### [EXCERPT TO READ]
☆ ☆ ☆ ☆

Quadrangular Medieval castle. The north and west sides have an outer ward. The moat is dry.
A chapel was situated in the north east tower. The main Hall was situated in the courtyard. Buttresses protected the keep walls at the angles. A corridor in the north curtain wall lead to the garderobe. The courtyard measured 21.3 m square and had buildings placed around the inner ward. The well was situated at the northern end of the courtyard. Two towers had living quarters on the top floor. The kitchen was next to the keep and the Great Hall. The Great Hall measured 20 m by 8.2 m and had private chambers, an entrance to the Solar and a small chapel. Part of a natural chasm forms a portion of the moat.
Built by the Fitz Baderons.
Passed to the Valence family.
Keep used as a prison.
1100 c: First mentioned.
1101-1102 Took its name from Godric Mapperson.
1138-1153 Built of stone.
1144 Seized by William Fitz Osbern during the Anarchy.
1160-1270 Developed from a castle for defence to an administration centre.
1160-1270 c: Keep dates from. It measured 25ft square, had three floors with the entrance at first floor level. A staircase was situated in the north west corner. Entrance to the basement was via a trap door.

☆ ☆ ☆ ☆

### [DATA UNDER STUDY]

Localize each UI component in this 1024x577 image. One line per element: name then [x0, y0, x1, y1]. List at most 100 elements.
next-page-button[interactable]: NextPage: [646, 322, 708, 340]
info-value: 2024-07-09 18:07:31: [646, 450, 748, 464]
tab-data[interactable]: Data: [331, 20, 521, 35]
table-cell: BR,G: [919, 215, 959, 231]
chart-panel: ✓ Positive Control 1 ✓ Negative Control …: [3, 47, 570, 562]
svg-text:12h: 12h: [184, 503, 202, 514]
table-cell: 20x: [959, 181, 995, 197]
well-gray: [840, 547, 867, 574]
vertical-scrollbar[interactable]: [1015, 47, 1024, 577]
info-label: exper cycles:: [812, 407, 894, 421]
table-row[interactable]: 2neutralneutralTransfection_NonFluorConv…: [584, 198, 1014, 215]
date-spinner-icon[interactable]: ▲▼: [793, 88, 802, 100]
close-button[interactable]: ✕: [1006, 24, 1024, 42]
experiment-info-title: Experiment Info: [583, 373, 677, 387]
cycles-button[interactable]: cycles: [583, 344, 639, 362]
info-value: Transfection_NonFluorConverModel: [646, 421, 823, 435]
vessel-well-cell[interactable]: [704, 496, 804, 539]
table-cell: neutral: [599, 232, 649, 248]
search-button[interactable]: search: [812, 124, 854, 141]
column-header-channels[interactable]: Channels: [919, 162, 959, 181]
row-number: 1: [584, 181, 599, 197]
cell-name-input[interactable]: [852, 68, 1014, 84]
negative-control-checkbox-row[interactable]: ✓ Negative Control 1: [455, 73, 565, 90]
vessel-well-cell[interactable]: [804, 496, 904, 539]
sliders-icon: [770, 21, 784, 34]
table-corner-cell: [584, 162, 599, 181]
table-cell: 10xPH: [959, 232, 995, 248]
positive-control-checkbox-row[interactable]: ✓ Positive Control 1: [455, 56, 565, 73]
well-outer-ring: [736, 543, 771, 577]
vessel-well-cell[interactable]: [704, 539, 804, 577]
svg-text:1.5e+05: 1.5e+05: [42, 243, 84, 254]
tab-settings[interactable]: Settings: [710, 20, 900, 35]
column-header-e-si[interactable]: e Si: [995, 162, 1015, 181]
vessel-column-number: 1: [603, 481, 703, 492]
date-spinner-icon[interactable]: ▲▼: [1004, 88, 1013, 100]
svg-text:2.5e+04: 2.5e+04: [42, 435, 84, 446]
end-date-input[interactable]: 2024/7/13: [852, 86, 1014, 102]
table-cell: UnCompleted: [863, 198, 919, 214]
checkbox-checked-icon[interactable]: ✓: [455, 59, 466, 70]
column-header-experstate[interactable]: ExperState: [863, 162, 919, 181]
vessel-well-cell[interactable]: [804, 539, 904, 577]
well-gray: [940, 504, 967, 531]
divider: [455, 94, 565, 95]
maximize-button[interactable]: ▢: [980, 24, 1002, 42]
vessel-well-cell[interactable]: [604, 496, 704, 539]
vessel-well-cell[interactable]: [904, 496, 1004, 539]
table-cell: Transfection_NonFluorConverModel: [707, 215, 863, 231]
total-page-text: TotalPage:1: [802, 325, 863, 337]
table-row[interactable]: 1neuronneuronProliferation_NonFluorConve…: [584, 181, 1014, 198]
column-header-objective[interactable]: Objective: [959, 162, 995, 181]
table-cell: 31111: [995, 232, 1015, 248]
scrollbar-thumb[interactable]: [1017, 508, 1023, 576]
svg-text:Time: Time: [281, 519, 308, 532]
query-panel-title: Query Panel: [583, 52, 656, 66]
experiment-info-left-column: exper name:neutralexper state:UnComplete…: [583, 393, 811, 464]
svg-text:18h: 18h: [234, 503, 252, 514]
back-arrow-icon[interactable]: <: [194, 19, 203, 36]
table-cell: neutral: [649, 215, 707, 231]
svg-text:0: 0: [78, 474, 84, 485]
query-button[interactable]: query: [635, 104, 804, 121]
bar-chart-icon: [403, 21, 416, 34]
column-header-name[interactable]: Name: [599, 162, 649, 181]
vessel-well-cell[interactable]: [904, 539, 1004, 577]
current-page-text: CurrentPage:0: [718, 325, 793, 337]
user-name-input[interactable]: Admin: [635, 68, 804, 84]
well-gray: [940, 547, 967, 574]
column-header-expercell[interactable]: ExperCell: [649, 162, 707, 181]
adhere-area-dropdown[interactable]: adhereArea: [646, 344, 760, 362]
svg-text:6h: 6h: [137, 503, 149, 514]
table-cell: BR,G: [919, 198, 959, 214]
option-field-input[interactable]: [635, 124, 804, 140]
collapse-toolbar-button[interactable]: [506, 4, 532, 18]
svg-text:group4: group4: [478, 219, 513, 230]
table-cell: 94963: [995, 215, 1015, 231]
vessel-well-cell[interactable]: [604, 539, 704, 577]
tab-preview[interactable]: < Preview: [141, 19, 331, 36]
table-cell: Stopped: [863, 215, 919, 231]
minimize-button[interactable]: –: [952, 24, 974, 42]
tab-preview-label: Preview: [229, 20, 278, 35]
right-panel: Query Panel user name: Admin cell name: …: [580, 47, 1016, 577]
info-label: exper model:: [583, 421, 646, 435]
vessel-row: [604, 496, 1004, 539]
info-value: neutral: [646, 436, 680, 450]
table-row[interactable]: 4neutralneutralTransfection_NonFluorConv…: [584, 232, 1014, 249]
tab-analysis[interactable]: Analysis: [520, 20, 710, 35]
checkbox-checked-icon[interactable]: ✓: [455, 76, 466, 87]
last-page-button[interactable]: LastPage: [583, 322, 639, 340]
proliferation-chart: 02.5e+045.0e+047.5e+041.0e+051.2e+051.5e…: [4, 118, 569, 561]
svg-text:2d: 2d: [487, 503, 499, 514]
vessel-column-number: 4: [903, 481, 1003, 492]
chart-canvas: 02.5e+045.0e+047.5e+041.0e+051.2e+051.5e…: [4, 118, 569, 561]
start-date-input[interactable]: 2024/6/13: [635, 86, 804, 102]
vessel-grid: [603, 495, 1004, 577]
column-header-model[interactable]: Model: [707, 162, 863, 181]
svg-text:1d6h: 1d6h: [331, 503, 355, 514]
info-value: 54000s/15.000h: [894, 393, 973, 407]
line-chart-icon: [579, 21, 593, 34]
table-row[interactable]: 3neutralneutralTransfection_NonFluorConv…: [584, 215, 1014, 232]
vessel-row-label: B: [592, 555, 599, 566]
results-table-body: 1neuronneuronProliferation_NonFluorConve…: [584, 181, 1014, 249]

☆ ☆ ☆ ☆

### [WORK TO BE COMPLETED]
Continue the medieval castle description above the material, picking up after its last entry about the keep.

### [ANSWER SECTION]
1204 King John gave the castle to William Marshall, Earl of Pembroke and half brother of Henry III, who built the stone walls and towers.
1245 William Marshall’s son, William died at the castle.
1247 Owned by William de Valance who undertook a large rebuilding programme
1272-1307 Between: Had new curtain towers, Great Hall, gatehouse and Barbican.
13 C At the eastern side of the courtyard a long rectangular building was added and later heightened. Dating from: seat in the south wall of the chapel.
1300 c: The gatehouse was built at the north east tower of the castle, and had a 50ft long vaulted corridor with a portcullis at each end. A chamber opened out from the vaulted corridor in the gatehouse. Courtyard area built.
1323 Aymer de Valence died and the castle went to his niece, Elizabeth Comyn, who was forced to give it to Hugh Despenser.
1326 Richard, 2nd Baron Talbot, took back the castle, in his wife’s name.
1331-1355 Lord Talbot was summoned to Parliament.
1356 Gilbert Talbot inherited the castle.
14 C Barbican and drawbridge. Seat of the Talbot family. A doorway was made in the north wall of the Great Hall.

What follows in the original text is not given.